# Given instruction
Transcribe the listing word for word.

####################

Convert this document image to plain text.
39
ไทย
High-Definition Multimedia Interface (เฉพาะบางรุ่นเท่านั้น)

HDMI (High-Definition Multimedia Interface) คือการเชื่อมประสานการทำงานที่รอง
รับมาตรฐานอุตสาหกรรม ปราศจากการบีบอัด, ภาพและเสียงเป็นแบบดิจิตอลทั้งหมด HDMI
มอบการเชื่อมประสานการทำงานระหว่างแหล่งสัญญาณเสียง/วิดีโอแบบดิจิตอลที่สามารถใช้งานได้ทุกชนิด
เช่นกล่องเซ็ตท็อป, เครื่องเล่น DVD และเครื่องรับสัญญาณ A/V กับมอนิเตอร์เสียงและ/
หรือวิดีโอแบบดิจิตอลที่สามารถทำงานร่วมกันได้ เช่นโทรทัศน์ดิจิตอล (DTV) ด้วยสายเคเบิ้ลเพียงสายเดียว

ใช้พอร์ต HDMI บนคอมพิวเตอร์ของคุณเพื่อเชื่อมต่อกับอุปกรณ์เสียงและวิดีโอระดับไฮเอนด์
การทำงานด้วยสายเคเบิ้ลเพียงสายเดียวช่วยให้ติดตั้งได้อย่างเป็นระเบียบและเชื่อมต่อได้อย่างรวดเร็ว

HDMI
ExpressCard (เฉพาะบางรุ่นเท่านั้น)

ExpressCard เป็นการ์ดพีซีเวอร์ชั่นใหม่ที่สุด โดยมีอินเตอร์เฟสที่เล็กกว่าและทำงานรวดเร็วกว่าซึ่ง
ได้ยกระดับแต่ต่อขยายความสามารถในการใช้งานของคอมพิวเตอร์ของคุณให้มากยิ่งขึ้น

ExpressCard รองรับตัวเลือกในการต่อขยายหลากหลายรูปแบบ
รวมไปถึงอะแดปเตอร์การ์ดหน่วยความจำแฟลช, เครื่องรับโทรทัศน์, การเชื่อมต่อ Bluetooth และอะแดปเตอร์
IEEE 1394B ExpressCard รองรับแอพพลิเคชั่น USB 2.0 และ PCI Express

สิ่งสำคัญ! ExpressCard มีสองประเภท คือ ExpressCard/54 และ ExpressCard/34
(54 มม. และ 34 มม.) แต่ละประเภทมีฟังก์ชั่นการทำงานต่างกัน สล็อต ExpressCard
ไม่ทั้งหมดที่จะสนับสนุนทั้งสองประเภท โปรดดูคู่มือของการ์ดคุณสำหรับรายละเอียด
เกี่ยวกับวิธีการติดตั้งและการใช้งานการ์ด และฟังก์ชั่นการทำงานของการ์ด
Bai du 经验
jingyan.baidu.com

####################

# Task answer
Convert this document image to plain text.
39
ไทย
High-Definition Multimedia Interface (เฉพาะบางรุ่นเท่านั้น)

HDMI (High-Definition Multimedia Interface) คือการเชื่อมประสานการทำงานที่รอง
รับมาตรฐานอุตสาหกรรม ปราศจากการบีบอัด, ภาพและเสียงเป็นแบบดิจิตอลทั้งหมด HDMI
มอบการเชื่อมประสานการทำงานระหว่างแหล่งสัญญาณเสียง/วิดีโอแบบดิจิตอลที่สามารถใช้งานได้ทุกชนิด
เช่นกล่องเซ็ตท็อป, เครื่องเล่น DVD และเครื่องรับสัญญาณ A/V กับมอนิเตอร์เสียงและ/
หรือวิดีโอแบบดิจิตอลที่สามารถทำงานร่วมกันได้ เช่นโทรทัศน์ดิจิตอล (DTV) ด้วยสายเคเบิ้ลเพียงสายเดียว

ใช้พอร์ต HDMI บนคอมพิวเตอร์ของคุณเพื่อเชื่อมต่อกับอุปกรณ์เสียงและวิดีโอระดับไฮเอนด์
การทำงานด้วยสายเคเบิ้ลเพียงสายเดียวช่วยให้ติดตั้งได้อย่างเป็นระเบียบและเชื่อมต่อได้อย่างรวดเร็ว

HDMI
ExpressCard (เฉพาะบางรุ่นเท่านั้น)

ExpressCard เป็นการ์ดพีซีเวอร์ชั่นใหม่ที่สุด โดยมีอินเตอร์เฟสที่เล็กกว่าและทำงานรวดเร็วกว่าซึ่ง
ได้ยกระดับแต่ต่อขยายความสามารถในการใช้งานของคอมพิวเตอร์ของคุณให้มากยิ่งขึ้น

ExpressCard รองรับตัวเลือกในการต่อขยายหลากหลายรูปแบบ
รวมไปถึงอะแดปเตอร์การ์ดหน่วยความจำแฟลช, เครื่องรับโทรทัศน์, การเชื่อมต่อ Bluetooth และอะแดปเตอร์
IEEE 1394B ExpressCard รองรับแอพพลิเคชั่น USB 2.0 และ PCI Express

สิ่งสำคัญ! ExpressCard มีสองประเภท คือ ExpressCard/54 และ ExpressCard/34
(54 มม. และ 34 มม.) แต่ละประเภทมีฟังก์ชั่นการทำงานต่างกัน สล็อต ExpressCard
ไม่ทั้งหมดที่จะสนับสนุนทั้งสองประเภท โปรดดูคู่มือของการ์ดคุณสำหรับรายละเอียด
เกี่ยวกับวิธีการติดตั้งและการใช้งานการ์ด และฟังก์ชั่นการทำงานของการ์ด
Bai du 经验
jingyan.baidu.com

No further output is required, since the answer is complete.